## Material provided
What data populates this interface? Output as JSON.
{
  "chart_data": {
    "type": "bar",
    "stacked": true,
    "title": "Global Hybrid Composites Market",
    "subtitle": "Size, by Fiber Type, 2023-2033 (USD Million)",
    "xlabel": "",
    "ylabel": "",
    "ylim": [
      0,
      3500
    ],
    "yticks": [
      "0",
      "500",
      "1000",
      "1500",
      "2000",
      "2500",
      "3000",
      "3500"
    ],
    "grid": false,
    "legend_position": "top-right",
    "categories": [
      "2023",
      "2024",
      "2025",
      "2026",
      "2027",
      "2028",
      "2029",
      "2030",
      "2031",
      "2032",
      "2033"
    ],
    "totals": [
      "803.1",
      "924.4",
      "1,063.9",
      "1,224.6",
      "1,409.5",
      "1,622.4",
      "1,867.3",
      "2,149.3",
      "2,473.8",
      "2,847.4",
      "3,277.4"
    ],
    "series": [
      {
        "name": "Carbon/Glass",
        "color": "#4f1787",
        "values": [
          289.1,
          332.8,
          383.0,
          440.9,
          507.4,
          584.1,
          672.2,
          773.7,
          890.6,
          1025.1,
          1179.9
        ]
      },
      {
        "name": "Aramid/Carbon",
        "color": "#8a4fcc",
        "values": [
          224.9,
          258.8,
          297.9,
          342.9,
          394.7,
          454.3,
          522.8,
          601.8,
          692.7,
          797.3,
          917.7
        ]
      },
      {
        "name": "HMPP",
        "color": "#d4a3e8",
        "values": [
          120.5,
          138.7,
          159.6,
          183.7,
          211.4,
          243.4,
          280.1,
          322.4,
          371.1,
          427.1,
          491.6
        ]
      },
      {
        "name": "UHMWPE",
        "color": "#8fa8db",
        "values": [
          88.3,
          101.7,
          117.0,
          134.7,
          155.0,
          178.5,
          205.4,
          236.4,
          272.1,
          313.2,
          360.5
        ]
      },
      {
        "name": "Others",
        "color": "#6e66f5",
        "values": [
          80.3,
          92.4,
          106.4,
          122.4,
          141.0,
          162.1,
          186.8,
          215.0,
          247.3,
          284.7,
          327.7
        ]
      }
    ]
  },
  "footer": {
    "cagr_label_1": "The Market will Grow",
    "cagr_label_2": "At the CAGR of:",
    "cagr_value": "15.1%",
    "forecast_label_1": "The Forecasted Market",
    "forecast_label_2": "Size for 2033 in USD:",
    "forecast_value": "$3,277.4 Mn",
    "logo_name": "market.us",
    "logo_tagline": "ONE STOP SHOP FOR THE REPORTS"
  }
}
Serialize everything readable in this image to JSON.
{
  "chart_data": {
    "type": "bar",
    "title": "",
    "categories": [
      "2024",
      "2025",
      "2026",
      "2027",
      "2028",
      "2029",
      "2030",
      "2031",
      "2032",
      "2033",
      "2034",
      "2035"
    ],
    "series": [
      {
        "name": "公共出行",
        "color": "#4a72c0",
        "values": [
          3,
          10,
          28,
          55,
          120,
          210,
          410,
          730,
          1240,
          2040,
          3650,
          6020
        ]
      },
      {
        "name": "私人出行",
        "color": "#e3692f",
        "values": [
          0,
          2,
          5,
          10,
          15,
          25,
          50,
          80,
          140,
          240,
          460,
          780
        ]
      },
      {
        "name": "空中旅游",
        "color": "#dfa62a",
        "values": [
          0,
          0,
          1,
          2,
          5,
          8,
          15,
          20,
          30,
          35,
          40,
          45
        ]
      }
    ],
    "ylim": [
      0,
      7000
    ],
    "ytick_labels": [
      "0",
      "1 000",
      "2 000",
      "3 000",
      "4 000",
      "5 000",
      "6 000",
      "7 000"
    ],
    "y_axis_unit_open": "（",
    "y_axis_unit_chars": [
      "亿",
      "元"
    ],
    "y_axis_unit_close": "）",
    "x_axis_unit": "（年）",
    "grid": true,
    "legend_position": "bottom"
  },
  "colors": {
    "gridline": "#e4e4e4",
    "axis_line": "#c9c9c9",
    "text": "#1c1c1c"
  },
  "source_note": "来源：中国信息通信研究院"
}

## Directions
Give the material above again, word for word.

## Solution
What data populates this interface? Output as JSON.
{
  "chart_data": {
    "type": "bar",
    "stacked": true,
    "title": "Global Hybrid Composites Market",
    "subtitle": "Size, by Fiber Type, 2023-2033 (USD Million)",
    "xlabel": "",
    "ylabel": "",
    "ylim": [
      0,
      3500
    ],
    "yticks": [
      "0",
      "500",
      "1000",
      "1500",
      "2000",
      "2500",
      "3000",
      "3500"
    ],
    "grid": false,
    "legend_position": "top-right",
    "categories": [
      "2023",
      "2024",
      "2025",
      "2026",
      "2027",
      "2028",
      "2029",
      "2030",
      "2031",
      "2032",
      "2033"
    ],
    "totals": [
      "803.1",
      "924.4",
      "1,063.9",
      "1,224.6",
      "1,409.5",
      "1,622.4",
      "1,867.3",
      "2,149.3",
      "2,473.8",
      "2,847.4",
      "3,277.4"
    ],
    "series": [
      {
        "name": "Carbon/Glass",
        "color": "#4f1787",
        "values": [
          289.1,
          332.8,
          383.0,
          440.9,
          507.4,
          584.1,
          672.2,
          773.7,
          890.6,
          1025.1,
          1179.9
        ]
      },
      {
        "name": "Aramid/Carbon",
        "color": "#8a4fcc",
        "values": [
          224.9,
          258.8,
          297.9,
          342.9,
          394.7,
          454.3,
          522.8,
          601.8,
          692.7,
          797.3,
          917.7
        ]
      },
      {
        "name": "HMPP",
        "color": "#d4a3e8",
        "values": [
          120.5,
          138.7,
          159.6,
          183.7,
          211.4,
          243.4,
          280.1,
          322.4,
          371.1,
          427.1,
          491.6
        ]
      },
      {
        "name": "UHMWPE",
        "color": "#8fa8db",
        "values": [
          88.3,
          101.7,
          117.0,
          134.7,
          155.0,
          178.5,
          205.4,
          236.4,
          272.1,
          313.2,
          360.5
        ]
      },
      {
        "name": "Others",
        "color": "#6e66f5",
        "values": [
          80.3,
          92.4,
          106.4,
          122.4,
          141.0,
          162.1,
          186.8,
          215.0,
          247.3,
          284.7,
          327.7
        ]
      }
    ]
  },
  "footer": {
    "cagr_label_1": "The Market will Grow",
    "cagr_label_2": "At the CAGR of:",
    "cagr_value": "15.1%",
    "forecast_label_1": "The Forecasted Market",
    "forecast_label_2": "Size for 2033 in USD:",
    "forecast_value": "$3,277.4 Mn",
    "logo_name": "market.us",
    "logo_tagline": "ONE STOP SHOP FOR THE REPORTS"
  }
}
Serialize everything readable in this image to JSON.
{
  "chart_data": {
    "type": "bar",
    "title": "",
    "categories": [
      "2024",
      "2025",
      "2026",
      "2027",
      "2028",
      "2029",
      "2030",
      "2031",
      "2032",
      "2033",
      "2034",
      "2035"
    ],
    "series": [
      {
        "name": "公共出行",
        "color": "#4a72c0",
        "values": [
          3,
          10,
          28,
          55,
          120,
          210,
          410,
          730,
          1240,
          2040,
          3650,
          6020
        ]
      },
      {
        "name": "私人出行",
        "color": "#e3692f",
        "values": [
          0,
          2,
          5,
          10,
          15,
          25,
          50,
          80,
          140,
          240,
          460,
          780
        ]
      },
      {
        "name": "空中旅游",
        "color": "#dfa62a",
        "values": [
          0,
          0,
          1,
          2,
          5,
          8,
          15,
          20,
          30,
          35,
          40,
          45
        ]
      }
    ],
    "ylim": [
      0,
      7000
    ],
    "ytick_labels": [
      "0",
      "1 000",
      "2 000",
      "3 000",
      "4 000",
      "5 000",
      "6 000",
      "7 000"
    ],
    "y_axis_unit_open": "（",
    "y_axis_unit_chars": [
      "亿",
      "元"
    ],
    "y_axis_unit_close": "）",
    "x_axis_unit": "（年）",
    "grid": true,
    "legend_position": "bottom"
  },
  "colors": {
    "gridline": "#e4e4e4",
    "axis_line": "#c9c9c9",
    "text": "#1c1c1c"
  },
  "source_note": "来源：中国信息通信研究院"
}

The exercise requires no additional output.